Crise Fronteiriça entre Tailândia e Camboja: Análise das Escaladas Militares e Perspectivas Diplomáticas

Policiais vigiam a embaixada real do Camboja durante protesto de ativistas royalistas em Bangkok, após confronto na fronteira Tailândia-Camboja em maio de 2025.
Policiais tailandeses em frente à Embaixada Real do Camboja durante protesto de ativistas royalistas em Bangkok, 6 de junho de 2025. REUTERS/Chalinee Thirasupa/File Photo

Desde o trágico incidente de 28 de maio de 2025, quando um soldado cambojano foi morto em uma breve escaramuça em uma área não demarcada da fronteira, as tensões entre Tailândia e Camboja intensificaram-se significativamente. Em resposta ao aumento do efetivo militar cambojano do outro lado da divisa, o governo tailandês reforçou sua presença na região, conforme declarou o vice-primeiro-ministro e ministro da Defesa da Tailândia, Phumtham Wechayachai. Este artigo revisado analisa o contexto histórico do litígio territorial, detalha os eventos recentes, avalia as repercussões diplomáticas e projeta possíveis desdobramentos futuros.

Antecedentes Históricos

A fronteira terrestre de 817 km entre Tailândia e Camboja foi inicialmente estabelecida por cartógrafos franceses em 1907, quando o Camboja era protetorado colonial da França. Desde então, diversos trechos permaneceram não demarcados, gerando disputas periódicas de soberania, particularmente em torno de sítios arqueológicos como o templo hindu de Preah Vihear. Em 1962, a Corte Internacional de Justiça (CIJ) já havia adjudicado a posse do templo em favor do Camboja, decisão reafirmada em 2013. Apesar disso, pontos adjacentes continuam contestados, resultando em episódios de confronto em 2008 e uma troca intensa de artilharia em 2011, que deixou ao menos uma dúzia de mortos em ambos os lados.

Extrato de dados:
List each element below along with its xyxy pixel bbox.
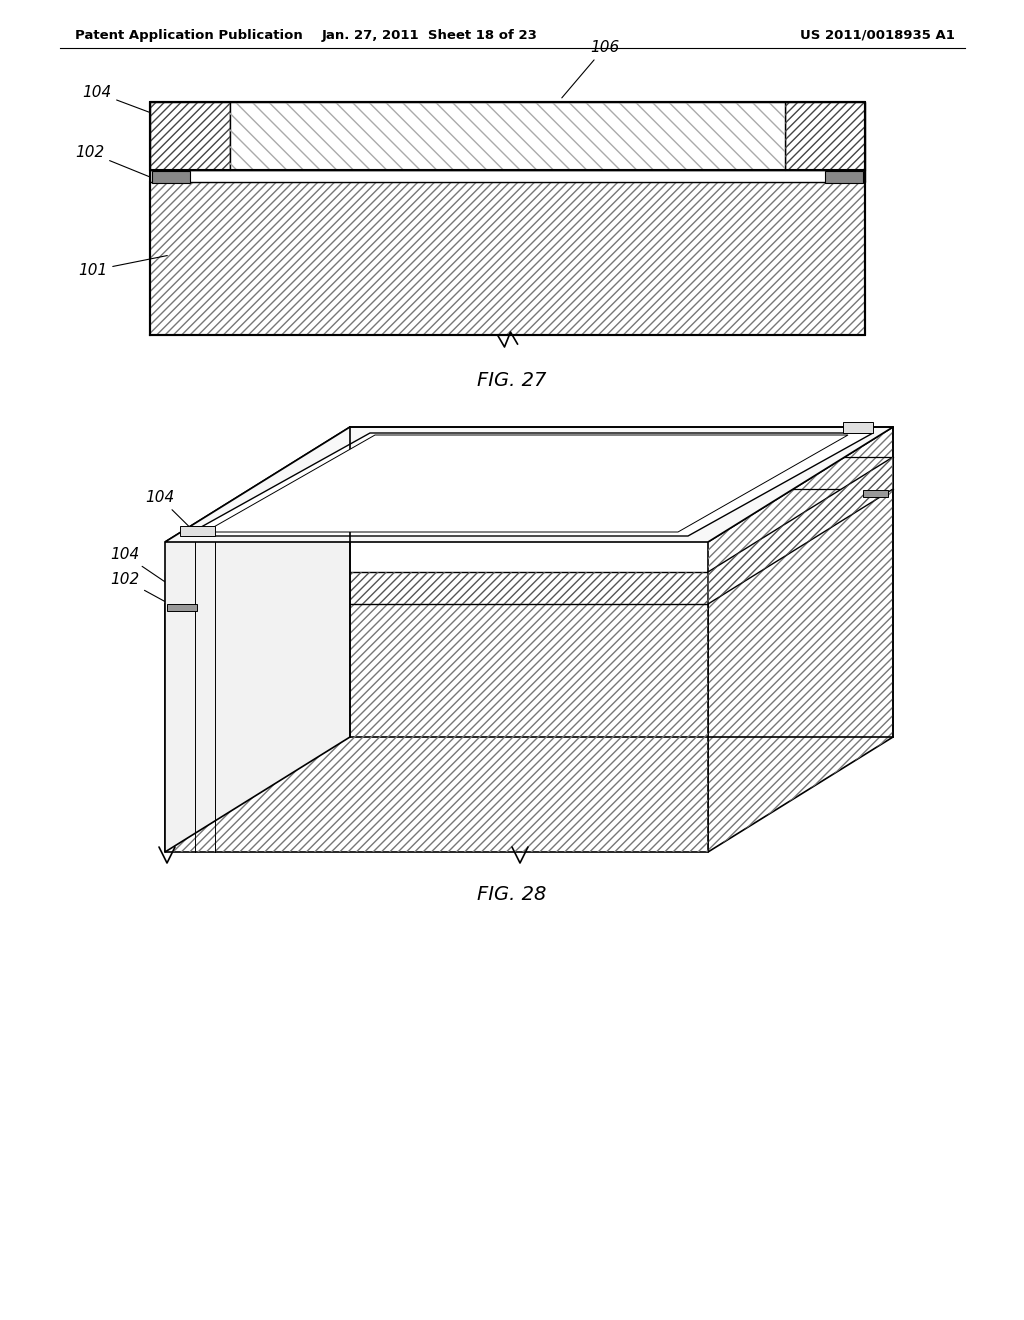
Text: 106: 106 [395, 445, 449, 502]
Bar [152, 172, 190, 183]
Text: 104: 104 [82, 84, 167, 119]
Polygon shape [180, 525, 215, 536]
Bar [150, 170, 865, 182]
Bar [150, 102, 230, 170]
Text: FIG. 28: FIG. 28 [477, 886, 547, 904]
Polygon shape [165, 605, 708, 851]
Bar [230, 102, 785, 170]
Polygon shape [205, 436, 848, 532]
Bar [150, 182, 865, 335]
Text: US 2011/0018935 A1: US 2011/0018935 A1 [800, 29, 954, 41]
Bar [230, 102, 785, 170]
Bar [167, 605, 197, 611]
Bar [150, 102, 230, 170]
Text: 102: 102 [75, 145, 153, 178]
Text: 101: 101 [78, 256, 167, 279]
Text: Patent Application Publication: Patent Application Publication [75, 29, 303, 41]
Bar [150, 102, 865, 170]
Polygon shape [708, 426, 893, 851]
Polygon shape [843, 422, 873, 433]
Polygon shape [165, 426, 893, 543]
Polygon shape [185, 433, 873, 536]
Polygon shape [165, 572, 708, 605]
Polygon shape [708, 457, 893, 605]
Bar [785, 102, 865, 170]
Text: Jan. 27, 2011  Sheet 18 of 23: Jan. 27, 2011 Sheet 18 of 23 [323, 29, 538, 41]
Bar [785, 102, 865, 170]
Text: 106: 106 [562, 40, 620, 98]
Text: 102: 102 [110, 572, 173, 606]
Text: 104: 104 [110, 546, 178, 590]
Bar [825, 172, 863, 183]
Bar [150, 182, 865, 335]
Polygon shape [165, 426, 350, 851]
Bar [863, 490, 888, 498]
Text: 104: 104 [145, 490, 223, 560]
Text: FIG. 27: FIG. 27 [477, 371, 547, 389]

O que fazer: Prossiga com o texto sobre a crise fronteiriça entre Tailândia e Camboja a partir da última frase apresentada.

Resposta do exercício:
Eventos Recentes

No final de maio de 2025, tropas cambojanas avançaram em direção a uma área disputada próxima ao vilarejo de Morokot, em Preah Vihear, culminando no incidente fatal de 28 de maio. As autoridades cambojanas afirmam que o disparo inicial partiu de forças tailandesas durante negociações; por sua vez, a Tailândia insiste que suas tropas reagiram apenas a fogo vindo de Phnom Penh, sem registrar vítimas próprias.

Após o episódio, houve um recuo mútuo previsto em acordo preliminar, mas o impasse ressurgiu quando Phnom Penh rejeitou, em 5 de junho, uma proposta de reposicionamento recíproco baseada em limites de 2024. Desde então, ambos os lados reforçaram efetivos próximos aos 17 pontos de travessia oficiais, distribuídos por sete províncias tailandesas ao longo do traçado de 817 km.

Reforços Militares e Posicionamentos

Phumtham Wechayachai destacou que o fortalecimento de tropas cambojanas agravou as tensões e levou a Tailândia a incrementar sua presença militar em pontos estratégicos da fronteira. O Exército Tailandês denunciou incursões repetidas de unidades militares e civis do Camboja em território tailandês, qualificando-as como “provocações” com intenção de intimidação. Segundo o porta‑voz Winthai Suvaree, o regime de funcionamento dos pontos de controle pode ser gradualmente endurecido, variando de horários de fechamento antecipados até clausura total, conforme avaliações de segurança locais.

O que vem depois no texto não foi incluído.